→ Figure record extracts:
..........
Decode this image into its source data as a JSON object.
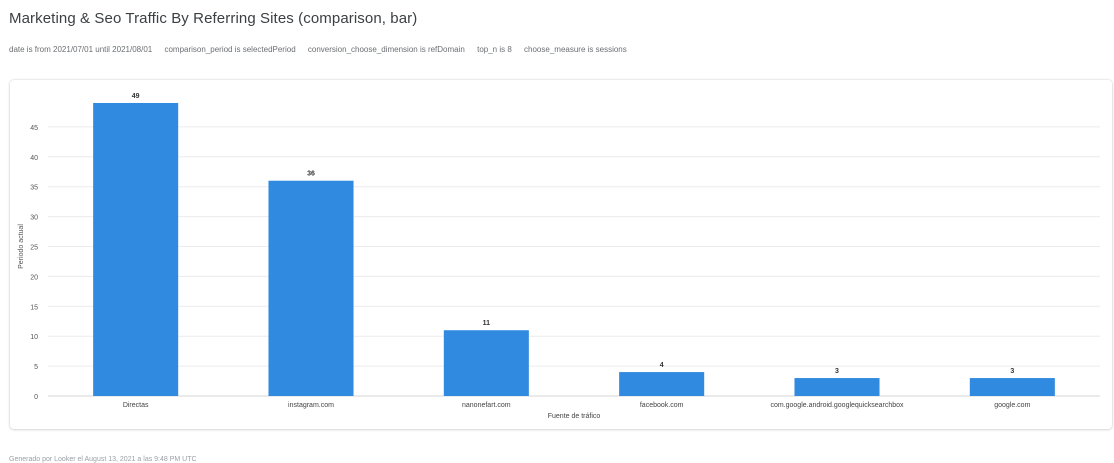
{
  "report": {
    "title": "Marketing & Seo Traffic By Referring Sites (comparison, bar)",
    "filters": [
      "date is from 2021/07/01 until 2021/08/01",
      "comparison_period is selectedPeriod",
      "conversion_choose_dimension is refDomain",
      "top_n is 8",
      "choose_measure is sessions"
    ],
    "footer": "Generado por Looker el August 13, 2021 a las 9:48 PM UTC"
  },
  "chart_data": {
    "type": "bar",
    "categories": [
      "Directas",
      "instagram.com",
      "nanonefart.com",
      "facebook.com",
      "com.google.android.googlequicksearchbox",
      "google.com"
    ],
    "values": [
      49,
      36,
      11,
      4,
      3,
      3
    ],
    "title": "",
    "xlabel": "Fuente de tráfico",
    "ylabel": "Periodo actual",
    "ylim": [
      0,
      50
    ],
    "yticks": [
      0,
      5,
      10,
      15,
      20,
      25,
      30,
      35,
      40,
      45
    ],
    "grid": true,
    "legend": "none",
    "data_labels": true,
    "bar_color": "#2f8ae0"
  }
}
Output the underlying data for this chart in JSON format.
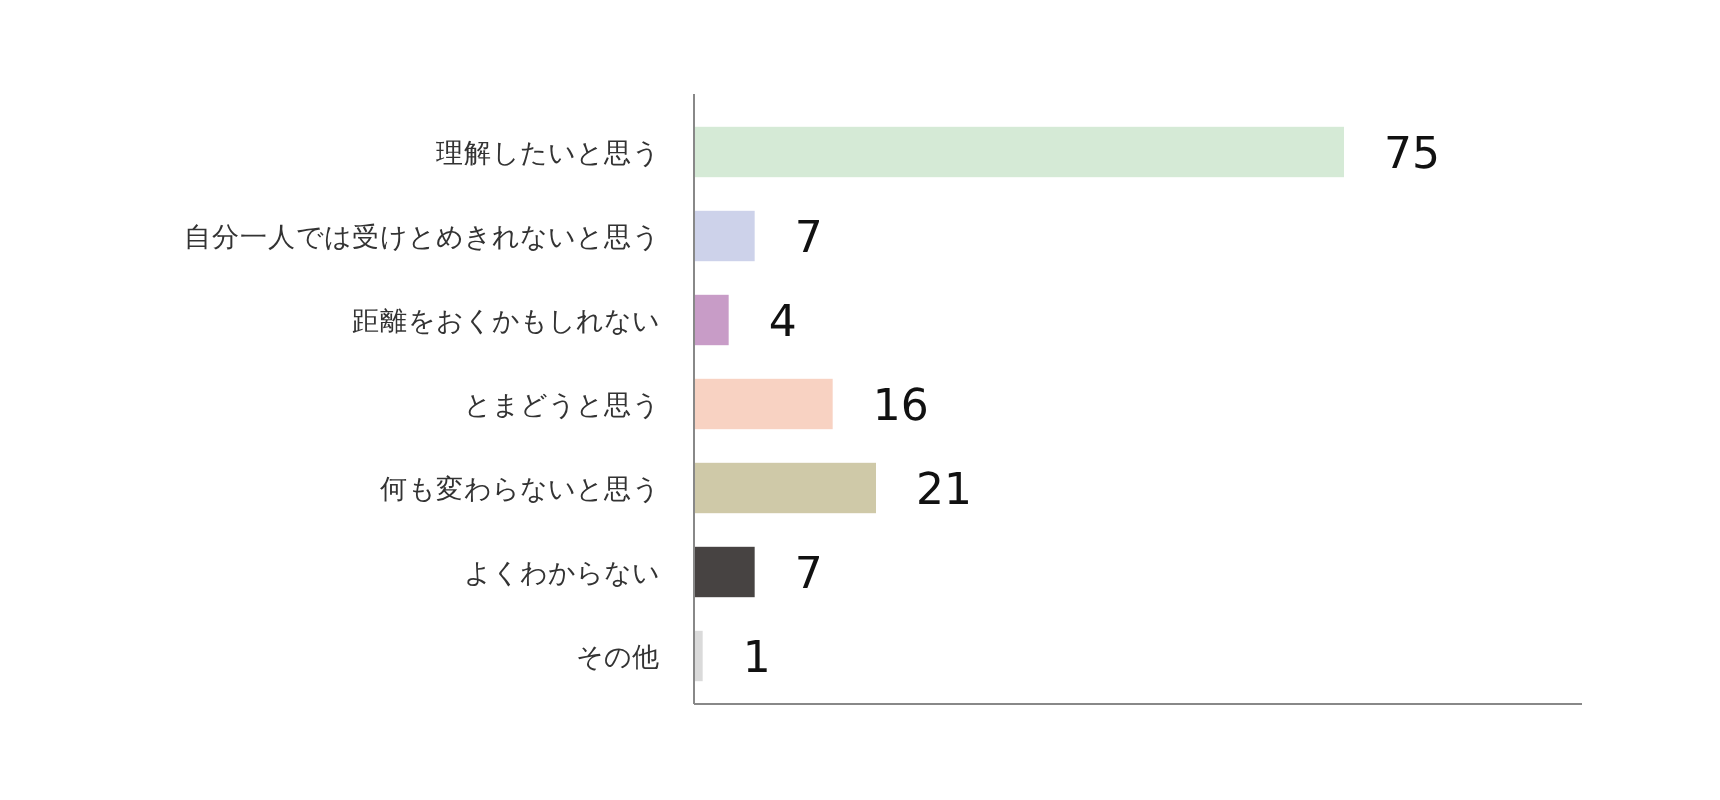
{
  "chart_data": {
    "type": "bar",
    "orientation": "horizontal",
    "categories": [
      "理解したいと思う",
      "自分一人では受けとめきれないと思う",
      "距離をおくかもしれない",
      "とまどうと思う",
      "何も変わらないと思う",
      "よくわからない",
      "その他"
    ],
    "values": [
      75,
      7,
      4,
      16,
      21,
      7,
      1
    ],
    "colors": [
      "#d5ead6",
      "#cdd2ea",
      "#c89cc7",
      "#f8d2c2",
      "#cfc9a8",
      "#474342",
      "#dadada"
    ],
    "data_labels": true
  }
}
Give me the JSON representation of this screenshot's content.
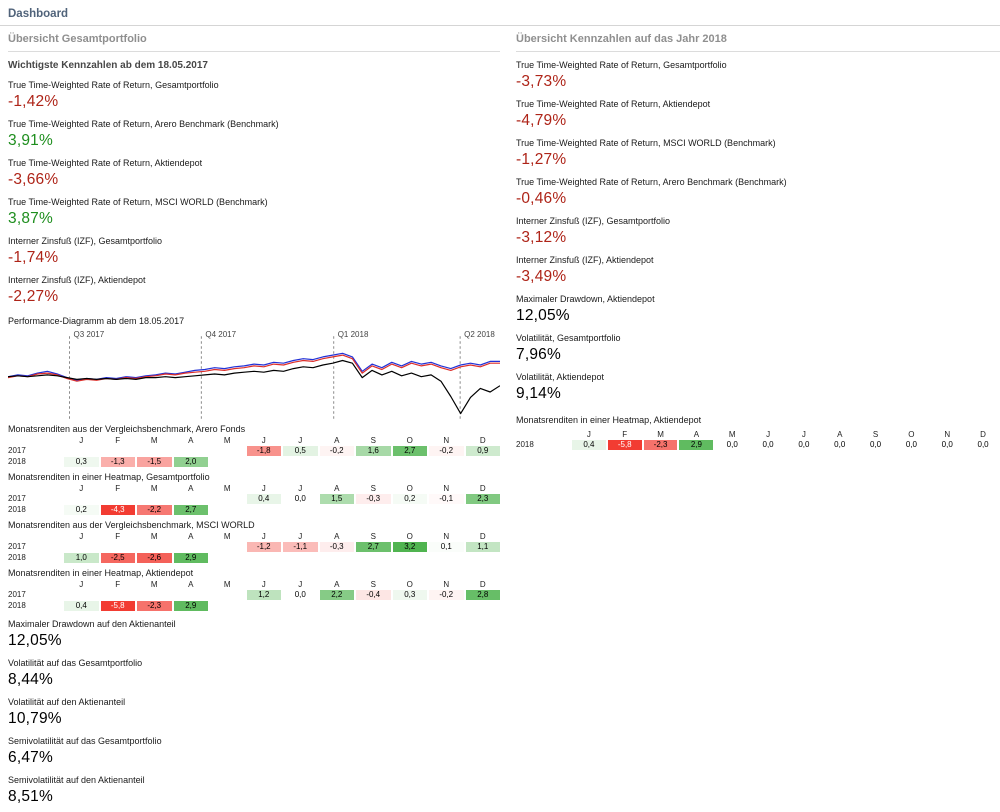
..........
→ TASK OBJECTIVE: Gather, from the listing above, every line carrying the word "title".

→ ANSWER BELOW:
    "title": "Marketing & Seo Traffic By Referring Sites (comparison, bar)",
    "title": "",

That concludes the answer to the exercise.